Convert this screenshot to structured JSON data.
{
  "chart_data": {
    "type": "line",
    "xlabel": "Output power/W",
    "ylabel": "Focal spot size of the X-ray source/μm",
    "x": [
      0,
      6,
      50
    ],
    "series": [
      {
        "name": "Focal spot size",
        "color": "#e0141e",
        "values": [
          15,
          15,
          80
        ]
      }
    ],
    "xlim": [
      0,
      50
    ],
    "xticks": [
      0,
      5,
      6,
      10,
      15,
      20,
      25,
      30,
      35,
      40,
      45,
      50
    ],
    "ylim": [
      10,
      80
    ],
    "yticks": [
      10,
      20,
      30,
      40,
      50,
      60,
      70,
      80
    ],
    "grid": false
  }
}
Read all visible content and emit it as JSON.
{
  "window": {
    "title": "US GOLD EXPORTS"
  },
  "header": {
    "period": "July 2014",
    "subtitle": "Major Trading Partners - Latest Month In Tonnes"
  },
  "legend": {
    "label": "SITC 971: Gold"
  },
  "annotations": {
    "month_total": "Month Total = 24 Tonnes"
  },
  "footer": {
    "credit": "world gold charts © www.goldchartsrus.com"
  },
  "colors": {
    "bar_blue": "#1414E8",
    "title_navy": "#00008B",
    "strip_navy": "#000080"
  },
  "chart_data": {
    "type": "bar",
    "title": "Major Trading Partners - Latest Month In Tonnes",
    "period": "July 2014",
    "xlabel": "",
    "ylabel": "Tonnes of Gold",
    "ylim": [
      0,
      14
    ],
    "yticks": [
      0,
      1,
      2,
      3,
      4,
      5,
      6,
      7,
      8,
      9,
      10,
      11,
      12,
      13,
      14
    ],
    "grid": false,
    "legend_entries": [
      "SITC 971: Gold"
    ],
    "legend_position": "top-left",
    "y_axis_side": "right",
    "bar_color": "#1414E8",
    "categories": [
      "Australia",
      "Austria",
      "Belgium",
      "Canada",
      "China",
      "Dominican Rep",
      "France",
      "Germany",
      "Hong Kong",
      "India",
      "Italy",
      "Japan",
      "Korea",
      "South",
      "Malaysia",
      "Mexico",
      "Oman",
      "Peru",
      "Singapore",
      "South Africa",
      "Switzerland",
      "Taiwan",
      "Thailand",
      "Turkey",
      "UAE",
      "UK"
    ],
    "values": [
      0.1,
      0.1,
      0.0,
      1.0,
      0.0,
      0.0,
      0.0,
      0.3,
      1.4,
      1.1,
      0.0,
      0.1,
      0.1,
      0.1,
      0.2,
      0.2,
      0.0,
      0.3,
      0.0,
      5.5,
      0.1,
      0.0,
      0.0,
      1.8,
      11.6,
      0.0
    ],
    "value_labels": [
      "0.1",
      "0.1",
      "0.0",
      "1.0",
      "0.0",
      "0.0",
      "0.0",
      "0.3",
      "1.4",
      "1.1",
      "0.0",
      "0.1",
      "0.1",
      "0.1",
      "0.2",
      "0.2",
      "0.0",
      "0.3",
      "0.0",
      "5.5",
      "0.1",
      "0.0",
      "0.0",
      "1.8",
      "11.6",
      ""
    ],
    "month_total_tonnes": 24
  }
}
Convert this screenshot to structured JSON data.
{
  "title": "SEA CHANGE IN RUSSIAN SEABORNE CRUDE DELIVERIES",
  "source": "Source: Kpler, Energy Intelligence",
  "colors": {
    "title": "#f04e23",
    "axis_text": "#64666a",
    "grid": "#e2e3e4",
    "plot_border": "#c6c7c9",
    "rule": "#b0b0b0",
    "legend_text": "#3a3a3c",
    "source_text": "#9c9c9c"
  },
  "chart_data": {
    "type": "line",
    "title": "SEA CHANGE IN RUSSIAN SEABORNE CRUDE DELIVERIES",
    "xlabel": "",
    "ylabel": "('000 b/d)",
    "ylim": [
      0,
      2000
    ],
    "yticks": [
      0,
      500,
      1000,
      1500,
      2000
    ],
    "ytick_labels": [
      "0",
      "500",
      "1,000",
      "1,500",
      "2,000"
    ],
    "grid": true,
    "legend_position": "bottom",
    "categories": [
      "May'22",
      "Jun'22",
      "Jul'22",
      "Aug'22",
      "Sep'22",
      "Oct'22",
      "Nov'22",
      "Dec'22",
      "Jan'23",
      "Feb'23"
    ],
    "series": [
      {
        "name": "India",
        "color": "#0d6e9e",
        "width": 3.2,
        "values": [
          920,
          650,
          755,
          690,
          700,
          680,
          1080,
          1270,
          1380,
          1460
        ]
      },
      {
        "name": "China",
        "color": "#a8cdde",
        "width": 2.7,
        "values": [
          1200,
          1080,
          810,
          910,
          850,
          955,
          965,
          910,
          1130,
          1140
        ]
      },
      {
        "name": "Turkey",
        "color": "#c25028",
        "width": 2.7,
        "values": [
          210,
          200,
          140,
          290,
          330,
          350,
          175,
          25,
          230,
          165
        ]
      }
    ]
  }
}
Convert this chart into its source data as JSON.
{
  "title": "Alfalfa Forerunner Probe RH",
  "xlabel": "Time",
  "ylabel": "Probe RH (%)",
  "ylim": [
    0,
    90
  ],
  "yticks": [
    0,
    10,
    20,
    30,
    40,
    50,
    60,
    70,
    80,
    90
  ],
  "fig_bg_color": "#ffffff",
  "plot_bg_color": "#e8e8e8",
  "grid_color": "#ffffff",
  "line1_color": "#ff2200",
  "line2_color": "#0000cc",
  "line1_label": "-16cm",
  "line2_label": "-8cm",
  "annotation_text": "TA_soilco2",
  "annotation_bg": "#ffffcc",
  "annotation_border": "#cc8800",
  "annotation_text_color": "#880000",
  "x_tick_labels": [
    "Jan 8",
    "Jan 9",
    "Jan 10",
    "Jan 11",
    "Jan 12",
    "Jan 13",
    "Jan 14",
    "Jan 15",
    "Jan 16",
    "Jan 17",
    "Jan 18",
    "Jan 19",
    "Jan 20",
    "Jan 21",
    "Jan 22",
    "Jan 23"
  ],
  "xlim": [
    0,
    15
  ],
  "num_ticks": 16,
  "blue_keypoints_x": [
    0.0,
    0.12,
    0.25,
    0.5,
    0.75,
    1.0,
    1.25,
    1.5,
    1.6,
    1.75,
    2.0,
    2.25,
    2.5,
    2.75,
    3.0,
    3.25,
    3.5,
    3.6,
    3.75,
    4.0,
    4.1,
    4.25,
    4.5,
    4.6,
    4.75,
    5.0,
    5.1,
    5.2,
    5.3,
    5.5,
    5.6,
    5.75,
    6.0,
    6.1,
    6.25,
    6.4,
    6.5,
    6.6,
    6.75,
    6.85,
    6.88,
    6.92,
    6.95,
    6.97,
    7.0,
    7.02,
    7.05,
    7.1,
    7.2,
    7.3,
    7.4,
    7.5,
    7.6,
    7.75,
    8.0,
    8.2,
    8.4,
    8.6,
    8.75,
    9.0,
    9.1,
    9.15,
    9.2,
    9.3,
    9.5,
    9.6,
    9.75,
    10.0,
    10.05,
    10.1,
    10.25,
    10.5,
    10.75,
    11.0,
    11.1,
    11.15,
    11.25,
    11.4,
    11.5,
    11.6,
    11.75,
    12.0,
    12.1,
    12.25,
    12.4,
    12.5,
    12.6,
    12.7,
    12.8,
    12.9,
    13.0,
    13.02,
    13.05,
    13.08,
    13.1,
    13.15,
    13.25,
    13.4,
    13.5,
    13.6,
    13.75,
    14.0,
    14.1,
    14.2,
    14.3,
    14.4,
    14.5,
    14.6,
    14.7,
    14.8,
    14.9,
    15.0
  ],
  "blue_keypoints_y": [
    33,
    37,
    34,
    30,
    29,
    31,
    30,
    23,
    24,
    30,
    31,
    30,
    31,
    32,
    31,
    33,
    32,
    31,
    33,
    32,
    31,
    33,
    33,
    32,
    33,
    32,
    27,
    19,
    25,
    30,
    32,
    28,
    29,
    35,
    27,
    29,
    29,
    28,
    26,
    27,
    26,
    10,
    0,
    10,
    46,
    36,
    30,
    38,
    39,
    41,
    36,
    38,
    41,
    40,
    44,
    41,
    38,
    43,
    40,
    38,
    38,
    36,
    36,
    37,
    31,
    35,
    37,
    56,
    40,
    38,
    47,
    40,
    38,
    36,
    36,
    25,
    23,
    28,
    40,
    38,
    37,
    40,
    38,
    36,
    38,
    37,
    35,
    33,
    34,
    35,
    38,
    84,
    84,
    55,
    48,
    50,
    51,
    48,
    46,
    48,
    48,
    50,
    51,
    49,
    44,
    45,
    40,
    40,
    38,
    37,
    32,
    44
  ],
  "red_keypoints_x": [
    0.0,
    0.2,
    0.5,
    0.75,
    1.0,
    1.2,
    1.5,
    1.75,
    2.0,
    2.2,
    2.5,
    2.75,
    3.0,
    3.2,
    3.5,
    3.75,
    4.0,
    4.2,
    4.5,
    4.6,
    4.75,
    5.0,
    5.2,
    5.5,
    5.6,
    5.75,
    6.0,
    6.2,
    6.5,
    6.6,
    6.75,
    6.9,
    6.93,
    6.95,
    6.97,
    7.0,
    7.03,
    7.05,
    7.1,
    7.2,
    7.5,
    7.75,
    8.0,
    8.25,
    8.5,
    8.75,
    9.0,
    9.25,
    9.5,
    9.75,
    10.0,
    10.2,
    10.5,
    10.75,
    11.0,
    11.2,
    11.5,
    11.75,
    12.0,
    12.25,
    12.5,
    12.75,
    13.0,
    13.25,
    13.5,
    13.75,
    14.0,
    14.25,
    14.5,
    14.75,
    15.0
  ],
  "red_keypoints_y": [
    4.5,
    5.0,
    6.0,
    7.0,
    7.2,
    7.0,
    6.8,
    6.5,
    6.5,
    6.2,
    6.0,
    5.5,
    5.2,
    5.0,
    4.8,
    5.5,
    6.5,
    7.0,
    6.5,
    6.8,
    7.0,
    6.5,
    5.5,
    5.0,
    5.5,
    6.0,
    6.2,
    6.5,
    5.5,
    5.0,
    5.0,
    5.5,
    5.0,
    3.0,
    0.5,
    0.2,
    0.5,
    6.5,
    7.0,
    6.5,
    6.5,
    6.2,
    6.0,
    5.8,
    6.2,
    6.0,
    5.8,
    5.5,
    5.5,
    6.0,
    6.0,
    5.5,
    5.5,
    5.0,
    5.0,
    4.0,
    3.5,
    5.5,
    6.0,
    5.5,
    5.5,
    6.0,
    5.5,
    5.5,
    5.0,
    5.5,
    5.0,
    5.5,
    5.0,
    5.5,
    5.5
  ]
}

------------------------------------------------

● **WHAT THE EXERCISE ASKS**:
From the listing above, collect every line that mentions the word "spot".

● **TASK RESPONSE**:
    "ylabel": "Focal spot size of the X-ray source/μm",
        "name": "Focal spot size",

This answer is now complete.